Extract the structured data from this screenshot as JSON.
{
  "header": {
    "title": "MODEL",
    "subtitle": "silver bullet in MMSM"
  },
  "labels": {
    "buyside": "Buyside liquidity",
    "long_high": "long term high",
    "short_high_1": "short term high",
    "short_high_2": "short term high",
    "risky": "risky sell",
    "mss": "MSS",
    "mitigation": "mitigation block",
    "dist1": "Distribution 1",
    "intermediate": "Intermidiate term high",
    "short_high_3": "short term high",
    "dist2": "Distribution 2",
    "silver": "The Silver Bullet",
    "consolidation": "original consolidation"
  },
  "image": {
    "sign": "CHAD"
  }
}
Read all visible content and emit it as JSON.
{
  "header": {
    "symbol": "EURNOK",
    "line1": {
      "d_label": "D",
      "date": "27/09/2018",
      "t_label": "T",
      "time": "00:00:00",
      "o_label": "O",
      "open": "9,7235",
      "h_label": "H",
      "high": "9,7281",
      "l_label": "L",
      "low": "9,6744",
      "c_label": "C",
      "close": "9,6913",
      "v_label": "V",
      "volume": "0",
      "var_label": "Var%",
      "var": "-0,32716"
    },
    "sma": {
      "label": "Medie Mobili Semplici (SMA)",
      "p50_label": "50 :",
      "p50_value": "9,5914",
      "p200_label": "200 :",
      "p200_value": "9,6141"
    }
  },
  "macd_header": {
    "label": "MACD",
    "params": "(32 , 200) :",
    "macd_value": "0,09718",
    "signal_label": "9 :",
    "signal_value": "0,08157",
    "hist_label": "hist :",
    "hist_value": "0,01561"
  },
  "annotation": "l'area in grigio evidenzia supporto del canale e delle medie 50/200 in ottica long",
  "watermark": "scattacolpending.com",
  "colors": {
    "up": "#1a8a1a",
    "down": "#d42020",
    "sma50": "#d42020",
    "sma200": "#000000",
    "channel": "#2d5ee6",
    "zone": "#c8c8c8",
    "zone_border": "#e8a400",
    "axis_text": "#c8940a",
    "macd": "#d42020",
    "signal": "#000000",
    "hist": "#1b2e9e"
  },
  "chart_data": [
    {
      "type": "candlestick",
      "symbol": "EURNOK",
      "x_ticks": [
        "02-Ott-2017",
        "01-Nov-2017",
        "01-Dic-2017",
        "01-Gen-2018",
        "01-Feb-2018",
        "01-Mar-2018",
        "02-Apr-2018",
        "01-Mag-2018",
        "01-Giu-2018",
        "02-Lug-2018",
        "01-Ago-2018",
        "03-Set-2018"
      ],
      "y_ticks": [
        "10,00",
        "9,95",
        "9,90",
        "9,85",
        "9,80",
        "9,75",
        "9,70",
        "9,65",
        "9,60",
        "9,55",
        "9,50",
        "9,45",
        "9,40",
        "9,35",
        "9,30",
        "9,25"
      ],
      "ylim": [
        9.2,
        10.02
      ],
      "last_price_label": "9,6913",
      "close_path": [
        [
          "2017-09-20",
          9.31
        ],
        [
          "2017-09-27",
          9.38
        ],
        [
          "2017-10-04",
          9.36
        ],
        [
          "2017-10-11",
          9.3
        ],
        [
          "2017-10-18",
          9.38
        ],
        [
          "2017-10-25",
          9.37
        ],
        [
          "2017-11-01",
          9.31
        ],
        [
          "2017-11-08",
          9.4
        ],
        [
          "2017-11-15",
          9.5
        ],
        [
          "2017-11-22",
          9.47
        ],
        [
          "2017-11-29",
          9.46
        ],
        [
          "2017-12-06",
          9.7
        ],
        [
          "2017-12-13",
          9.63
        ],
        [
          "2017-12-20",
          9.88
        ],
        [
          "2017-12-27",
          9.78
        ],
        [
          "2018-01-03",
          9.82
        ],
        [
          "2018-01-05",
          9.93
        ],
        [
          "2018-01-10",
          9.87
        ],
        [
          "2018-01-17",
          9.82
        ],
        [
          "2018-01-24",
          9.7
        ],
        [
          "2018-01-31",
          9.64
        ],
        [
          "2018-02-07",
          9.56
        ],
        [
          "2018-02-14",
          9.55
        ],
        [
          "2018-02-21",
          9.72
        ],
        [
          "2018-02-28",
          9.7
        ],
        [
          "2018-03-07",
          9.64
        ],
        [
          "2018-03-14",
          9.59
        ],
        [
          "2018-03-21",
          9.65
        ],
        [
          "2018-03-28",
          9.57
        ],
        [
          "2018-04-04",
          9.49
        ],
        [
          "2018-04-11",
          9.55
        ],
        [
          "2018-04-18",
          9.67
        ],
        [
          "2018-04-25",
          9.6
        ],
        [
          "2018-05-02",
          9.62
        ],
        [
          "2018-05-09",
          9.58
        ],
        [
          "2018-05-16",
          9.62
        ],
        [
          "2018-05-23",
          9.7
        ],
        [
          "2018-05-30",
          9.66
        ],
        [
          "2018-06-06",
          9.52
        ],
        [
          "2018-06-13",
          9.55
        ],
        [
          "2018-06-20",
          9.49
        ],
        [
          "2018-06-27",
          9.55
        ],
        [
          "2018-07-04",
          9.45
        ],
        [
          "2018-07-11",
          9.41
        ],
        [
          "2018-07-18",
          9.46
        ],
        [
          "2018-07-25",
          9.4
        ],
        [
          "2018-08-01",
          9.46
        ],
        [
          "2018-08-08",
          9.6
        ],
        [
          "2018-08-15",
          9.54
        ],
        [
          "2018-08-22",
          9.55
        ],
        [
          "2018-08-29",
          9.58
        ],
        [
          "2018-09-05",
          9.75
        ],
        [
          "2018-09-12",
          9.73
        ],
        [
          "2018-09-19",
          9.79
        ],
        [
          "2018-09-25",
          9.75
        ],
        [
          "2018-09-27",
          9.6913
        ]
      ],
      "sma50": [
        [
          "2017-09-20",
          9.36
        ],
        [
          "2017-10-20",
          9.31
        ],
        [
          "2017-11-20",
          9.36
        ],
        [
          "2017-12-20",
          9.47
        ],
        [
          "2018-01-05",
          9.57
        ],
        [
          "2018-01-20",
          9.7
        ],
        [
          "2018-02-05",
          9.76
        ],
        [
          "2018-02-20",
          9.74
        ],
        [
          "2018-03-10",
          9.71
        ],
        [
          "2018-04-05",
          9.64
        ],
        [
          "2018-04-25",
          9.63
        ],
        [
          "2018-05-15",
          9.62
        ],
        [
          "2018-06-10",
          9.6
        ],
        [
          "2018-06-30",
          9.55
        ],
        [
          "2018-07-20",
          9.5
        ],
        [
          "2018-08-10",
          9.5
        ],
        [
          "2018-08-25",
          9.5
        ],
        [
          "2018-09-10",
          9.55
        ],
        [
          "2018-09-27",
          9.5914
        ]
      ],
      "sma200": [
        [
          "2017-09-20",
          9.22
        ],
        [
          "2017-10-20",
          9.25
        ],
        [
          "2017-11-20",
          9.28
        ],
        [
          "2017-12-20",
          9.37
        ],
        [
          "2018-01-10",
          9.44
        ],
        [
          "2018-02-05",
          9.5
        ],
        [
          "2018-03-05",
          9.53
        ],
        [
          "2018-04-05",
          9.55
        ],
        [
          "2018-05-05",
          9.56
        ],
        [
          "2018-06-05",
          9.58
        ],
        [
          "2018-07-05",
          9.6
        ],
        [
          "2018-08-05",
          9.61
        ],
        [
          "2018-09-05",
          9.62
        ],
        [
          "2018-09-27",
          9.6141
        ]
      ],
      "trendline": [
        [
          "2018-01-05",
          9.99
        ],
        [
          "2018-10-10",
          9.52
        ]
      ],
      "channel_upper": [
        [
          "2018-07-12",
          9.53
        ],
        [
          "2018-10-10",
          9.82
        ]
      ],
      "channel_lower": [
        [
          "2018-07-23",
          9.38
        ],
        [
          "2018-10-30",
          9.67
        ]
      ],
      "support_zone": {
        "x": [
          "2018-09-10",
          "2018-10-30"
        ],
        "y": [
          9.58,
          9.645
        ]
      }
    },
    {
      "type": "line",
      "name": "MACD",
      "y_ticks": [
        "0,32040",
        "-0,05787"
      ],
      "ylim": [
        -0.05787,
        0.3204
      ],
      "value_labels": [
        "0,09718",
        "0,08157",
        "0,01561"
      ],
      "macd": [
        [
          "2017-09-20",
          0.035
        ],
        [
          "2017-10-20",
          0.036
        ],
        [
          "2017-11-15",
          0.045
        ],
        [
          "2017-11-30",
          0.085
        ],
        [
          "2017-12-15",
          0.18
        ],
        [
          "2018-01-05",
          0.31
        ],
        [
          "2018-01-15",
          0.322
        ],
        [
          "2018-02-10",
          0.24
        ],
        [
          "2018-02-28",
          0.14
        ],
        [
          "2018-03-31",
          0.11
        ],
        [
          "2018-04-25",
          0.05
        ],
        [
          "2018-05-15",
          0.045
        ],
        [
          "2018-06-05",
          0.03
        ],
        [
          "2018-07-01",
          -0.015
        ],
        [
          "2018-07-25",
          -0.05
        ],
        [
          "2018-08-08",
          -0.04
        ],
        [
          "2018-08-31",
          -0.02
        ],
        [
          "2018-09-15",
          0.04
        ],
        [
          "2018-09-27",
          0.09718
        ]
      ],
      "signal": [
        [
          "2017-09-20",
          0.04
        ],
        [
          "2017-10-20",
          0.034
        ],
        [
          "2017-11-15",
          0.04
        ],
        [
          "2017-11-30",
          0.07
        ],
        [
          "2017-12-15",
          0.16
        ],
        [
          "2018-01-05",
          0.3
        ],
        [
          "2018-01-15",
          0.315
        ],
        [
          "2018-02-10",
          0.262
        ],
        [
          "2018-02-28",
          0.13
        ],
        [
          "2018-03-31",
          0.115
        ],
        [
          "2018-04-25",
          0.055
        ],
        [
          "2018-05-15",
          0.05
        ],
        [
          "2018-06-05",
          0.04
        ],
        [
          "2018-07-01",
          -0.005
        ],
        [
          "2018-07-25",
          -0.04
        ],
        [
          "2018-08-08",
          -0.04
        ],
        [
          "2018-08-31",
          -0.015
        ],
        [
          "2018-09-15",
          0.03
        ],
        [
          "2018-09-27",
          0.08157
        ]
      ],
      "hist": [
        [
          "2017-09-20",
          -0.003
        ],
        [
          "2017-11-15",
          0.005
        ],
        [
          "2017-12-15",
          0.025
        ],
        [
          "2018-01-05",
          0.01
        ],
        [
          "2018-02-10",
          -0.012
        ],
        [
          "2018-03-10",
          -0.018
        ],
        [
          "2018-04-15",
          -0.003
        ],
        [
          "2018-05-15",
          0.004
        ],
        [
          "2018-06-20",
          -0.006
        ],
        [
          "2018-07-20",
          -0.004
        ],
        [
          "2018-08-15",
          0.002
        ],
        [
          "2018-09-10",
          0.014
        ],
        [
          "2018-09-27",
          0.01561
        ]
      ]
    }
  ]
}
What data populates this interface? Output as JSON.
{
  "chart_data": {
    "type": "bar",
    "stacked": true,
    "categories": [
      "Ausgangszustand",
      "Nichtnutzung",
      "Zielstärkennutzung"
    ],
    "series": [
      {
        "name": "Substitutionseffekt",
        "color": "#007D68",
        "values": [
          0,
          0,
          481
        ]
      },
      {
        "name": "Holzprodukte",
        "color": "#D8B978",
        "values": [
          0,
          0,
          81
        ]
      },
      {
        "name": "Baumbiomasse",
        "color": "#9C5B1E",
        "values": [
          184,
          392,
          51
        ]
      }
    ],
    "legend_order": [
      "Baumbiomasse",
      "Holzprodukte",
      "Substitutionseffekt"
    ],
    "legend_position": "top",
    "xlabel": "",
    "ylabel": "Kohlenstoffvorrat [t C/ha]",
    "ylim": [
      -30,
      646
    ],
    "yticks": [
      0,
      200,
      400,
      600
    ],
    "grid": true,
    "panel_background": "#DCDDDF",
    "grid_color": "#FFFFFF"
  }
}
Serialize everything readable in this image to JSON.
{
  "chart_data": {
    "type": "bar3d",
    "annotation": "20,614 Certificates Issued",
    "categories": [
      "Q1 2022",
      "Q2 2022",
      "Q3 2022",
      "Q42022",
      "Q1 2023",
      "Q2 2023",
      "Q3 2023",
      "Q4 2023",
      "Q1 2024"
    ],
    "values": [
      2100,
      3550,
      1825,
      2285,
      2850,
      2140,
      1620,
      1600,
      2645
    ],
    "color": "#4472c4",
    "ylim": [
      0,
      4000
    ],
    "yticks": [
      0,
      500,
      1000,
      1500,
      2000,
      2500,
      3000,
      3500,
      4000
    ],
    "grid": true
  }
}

## Problem requirements
Set out exactly the run of lines that begins at the line holding "What data populates" and ends at the last line of the data.

## Output of the task
What data populates this interface? Output as JSON.
{
  "chart_data": {
    "type": "bar",
    "stacked": true,
    "categories": [
      "Ausgangszustand",
      "Nichtnutzung",
      "Zielstärkennutzung"
    ],
    "series": [
      {
        "name": "Substitutionseffekt",
        "color": "#007D68",
        "values": [
          0,
          0,
          481
        ]
      },
      {
        "name": "Holzprodukte",
        "color": "#D8B978",
        "values": [
          0,
          0,
          81
        ]
      },
      {
        "name": "Baumbiomasse",
        "color": "#9C5B1E",
        "values": [
          184,
          392,
          51
        ]
      }
    ],
    "legend_order": [
      "Baumbiomasse",
      "Holzprodukte",
      "Substitutionseffekt"
    ],
    "legend_position": "top",
    "xlabel": "",
    "ylabel": "Kohlenstoffvorrat [t C/ha]",
    "ylim": [
      -30,
      646
    ],
    "yticks": [
      0,
      200,
      400,
      600
    ],
    "grid": true,
    "panel_background": "#DCDDDF",
    "grid_color": "#FFFFFF"
  }
}
Serialize everything readable in this image to JSON.
{
  "chart_data": {
    "type": "bar3d",
    "annotation": "20,614 Certificates Issued",
    "categories": [
      "Q1 2022",
      "Q2 2022",
      "Q3 2022",
      "Q42022",
      "Q1 2023",
      "Q2 2023",
      "Q3 2023",
      "Q4 2023",
      "Q1 2024"
    ],
    "values": [
      2100,
      3550,
      1825,
      2285,
      2850,
      2140,
      1620,
      1600,
      2645
    ],
    "color": "#4472c4",
    "ylim": [
      0,
      4000
    ],
    "yticks": [
      0,
      500,
      1000,
      1500,
      2000,
      2500,
      3000,
      3500,
      4000
    ],
    "grid": true
  }
}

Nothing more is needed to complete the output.